Set task: Copy out each line in the material below that has the word "screenshot".
[BEGIN Entries]
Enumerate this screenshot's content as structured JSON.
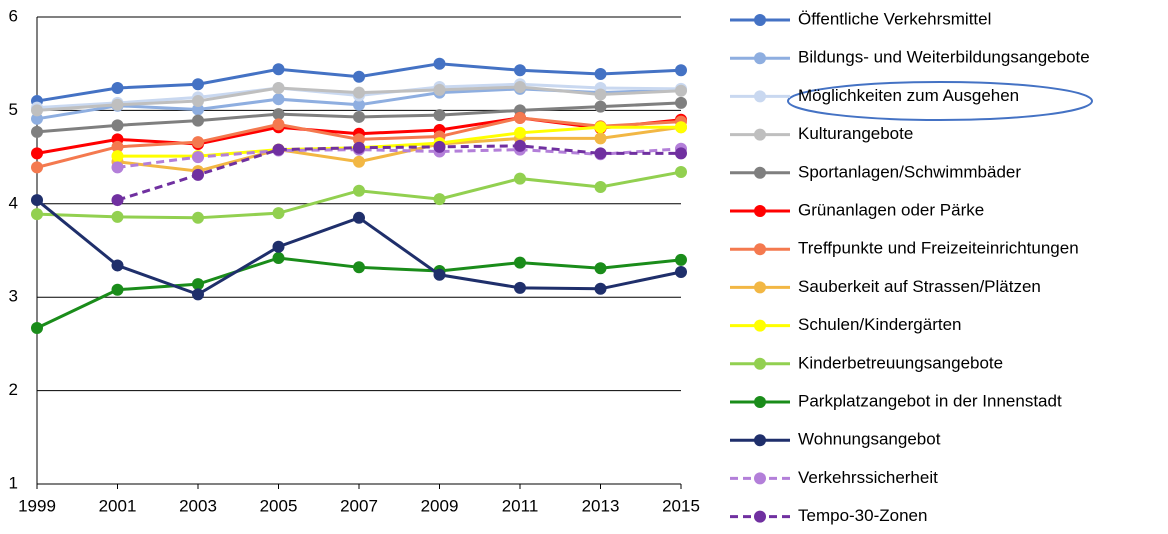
{
  "chart_data": {
    "type": "line",
    "x": [
      1999,
      2001,
      2003,
      2005,
      2007,
      2009,
      2011,
      2013,
      2015
    ],
    "xlim": [
      1999,
      2015
    ],
    "xticks": [
      1999,
      2001,
      2003,
      2005,
      2007,
      2009,
      2011,
      2013,
      2015
    ],
    "ylim": [
      1,
      6
    ],
    "yticks": [
      1,
      2,
      3,
      4,
      5,
      6
    ],
    "grid": true,
    "legend": "right",
    "series": [
      {
        "name": "Öffentliche Verkehrsmittel",
        "color": "#4472c4",
        "values": [
          5.1,
          5.24,
          5.28,
          5.44,
          5.36,
          5.5,
          5.43,
          5.39,
          5.43
        ]
      },
      {
        "name": "Bildungs- und Weiterbildungsangebote",
        "color": "#8eaee0",
        "values": [
          4.91,
          5.05,
          5.01,
          5.12,
          5.06,
          5.19,
          5.23,
          5.19,
          5.22
        ]
      },
      {
        "name": "Möglichkeiten zum Ausgehen",
        "color": "#c9d8f0",
        "values": [
          5.03,
          5.08,
          5.14,
          5.24,
          5.16,
          5.25,
          5.28,
          5.24,
          5.23
        ]
      },
      {
        "name": "Kulturangebote",
        "color": "#bfbfbf",
        "values": [
          5.0,
          5.06,
          5.1,
          5.24,
          5.19,
          5.22,
          5.25,
          5.17,
          5.21
        ]
      },
      {
        "name": "Sportanlagen/Schwimmbäder",
        "color": "#7f7f7f",
        "values": [
          4.77,
          4.84,
          4.89,
          4.96,
          4.93,
          4.95,
          5.0,
          5.04,
          5.08
        ]
      },
      {
        "name": "Grünanlagen oder Pärke",
        "color": "#ff0000",
        "values": [
          4.54,
          4.69,
          4.64,
          4.82,
          4.75,
          4.79,
          4.92,
          4.81,
          4.9
        ]
      },
      {
        "name": "Treffpunkte und Freizeiteinrichtungen",
        "color": "#f4794f",
        "values": [
          4.39,
          4.61,
          4.66,
          4.85,
          4.69,
          4.72,
          4.92,
          4.83,
          4.88
        ]
      },
      {
        "name": "Sauberkeit auf Strassen/Plätzen",
        "color": "#f2b744",
        "values": [
          null,
          4.45,
          4.35,
          4.58,
          4.45,
          4.64,
          4.7,
          4.7,
          4.82
        ]
      },
      {
        "name": "Schulen/Kindergärten",
        "color": "#ffff00",
        "values": [
          null,
          4.51,
          4.51,
          4.58,
          4.6,
          4.65,
          4.76,
          4.82,
          4.82
        ]
      },
      {
        "name": "Kinderbetreuungsangebote",
        "color": "#92d050",
        "values": [
          3.89,
          3.86,
          3.85,
          3.9,
          4.14,
          4.05,
          4.27,
          4.18,
          4.34
        ]
      },
      {
        "name": "Parkplatzangebot in der Innenstadt",
        "color": "#1a8c1a",
        "values": [
          2.67,
          3.08,
          3.14,
          3.42,
          3.32,
          3.28,
          3.37,
          3.31,
          3.4
        ]
      },
      {
        "name": "Wohnungsangebot",
        "color": "#1f2f6b",
        "values": [
          4.04,
          3.34,
          3.03,
          3.54,
          3.85,
          3.24,
          3.1,
          3.09,
          3.27
        ]
      },
      {
        "name": "Verkehrssicherheit",
        "color": "#b37fd9",
        "dashed": true,
        "values": [
          null,
          4.39,
          4.5,
          4.57,
          4.58,
          4.56,
          4.58,
          4.53,
          4.59
        ]
      },
      {
        "name": "Tempo-30-Zonen",
        "color": "#7030a0",
        "dashed": true,
        "values": [
          null,
          4.04,
          4.31,
          4.58,
          4.6,
          4.61,
          4.62,
          4.54,
          4.54
        ]
      }
    ]
  }
}
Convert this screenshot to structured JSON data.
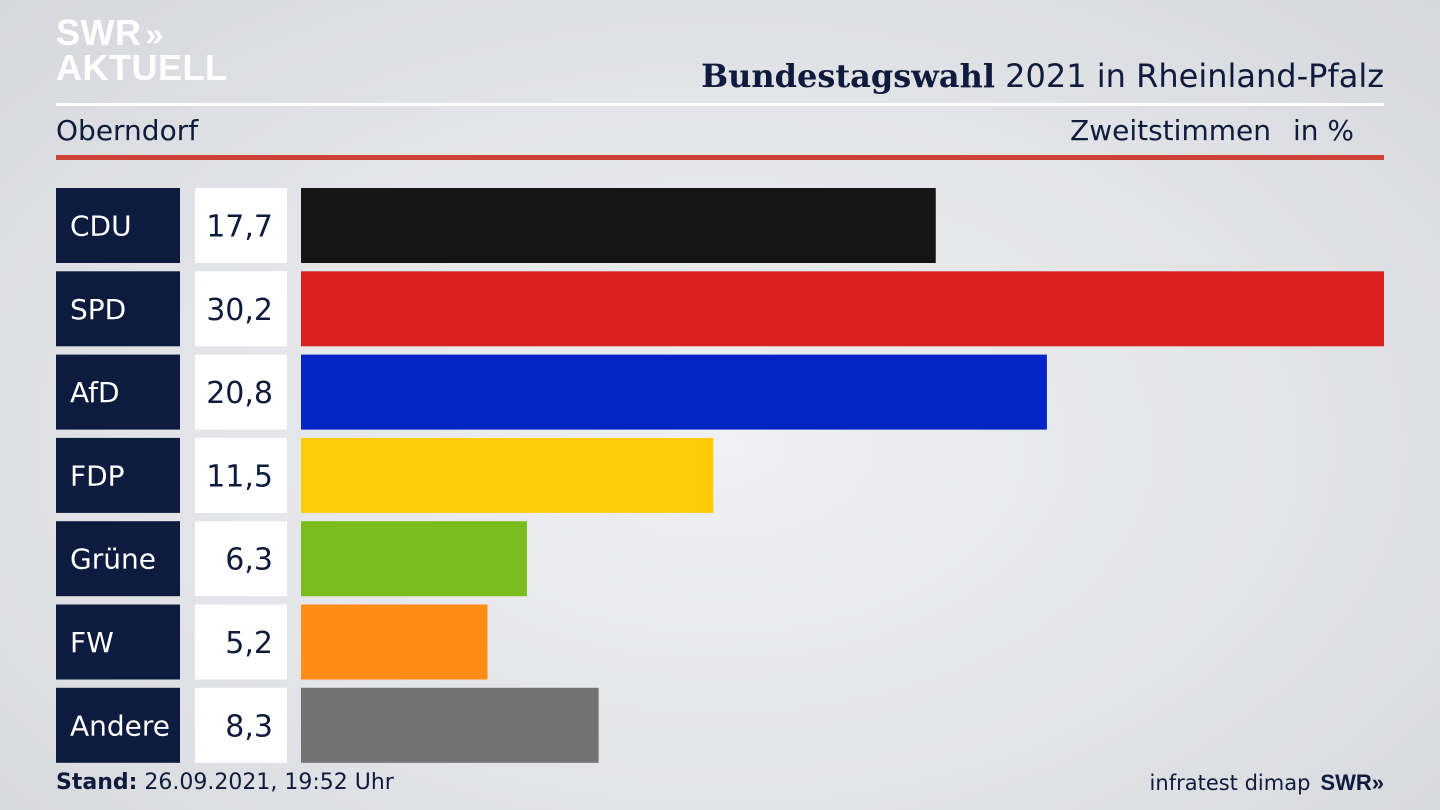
{
  "logo": {
    "line1": "SWR",
    "line2": "AKTUELL",
    "arrows": "»"
  },
  "header": {
    "title_bold": "Bundestagswahl",
    "title_rest": "2021 in Rheinland-Pfalz",
    "location": "Oberndorf",
    "measure": "Zweitstimmen",
    "unit": "in %"
  },
  "chart_data": {
    "type": "bar",
    "orientation": "horizontal",
    "categories": [
      "CDU",
      "SPD",
      "AfD",
      "FDP",
      "Grüne",
      "FW",
      "Andere"
    ],
    "values": [
      17.7,
      30.2,
      20.8,
      11.5,
      6.3,
      5.2,
      8.3
    ],
    "value_labels": [
      "17,7",
      "30,2",
      "20,8",
      "11,5",
      "6,3",
      "5,2",
      "8,3"
    ],
    "colors": [
      "#151515",
      "#d8201f",
      "#0424c6",
      "#fecc0a",
      "#79bd1c",
      "#fd8c17",
      "#737374"
    ],
    "label_bg": "#0d1b3e",
    "xlim": [
      0,
      30.2
    ]
  },
  "footer": {
    "stand_label": "Stand:",
    "stand_value": "26.09.2021, 19:52 Uhr",
    "source": "infratest dimap",
    "brand": "SWR"
  }
}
[END Entries]
Exercise result:
Enumerate this screenshot's content as structured JSON.
Convert this screenshot to structured JSON data.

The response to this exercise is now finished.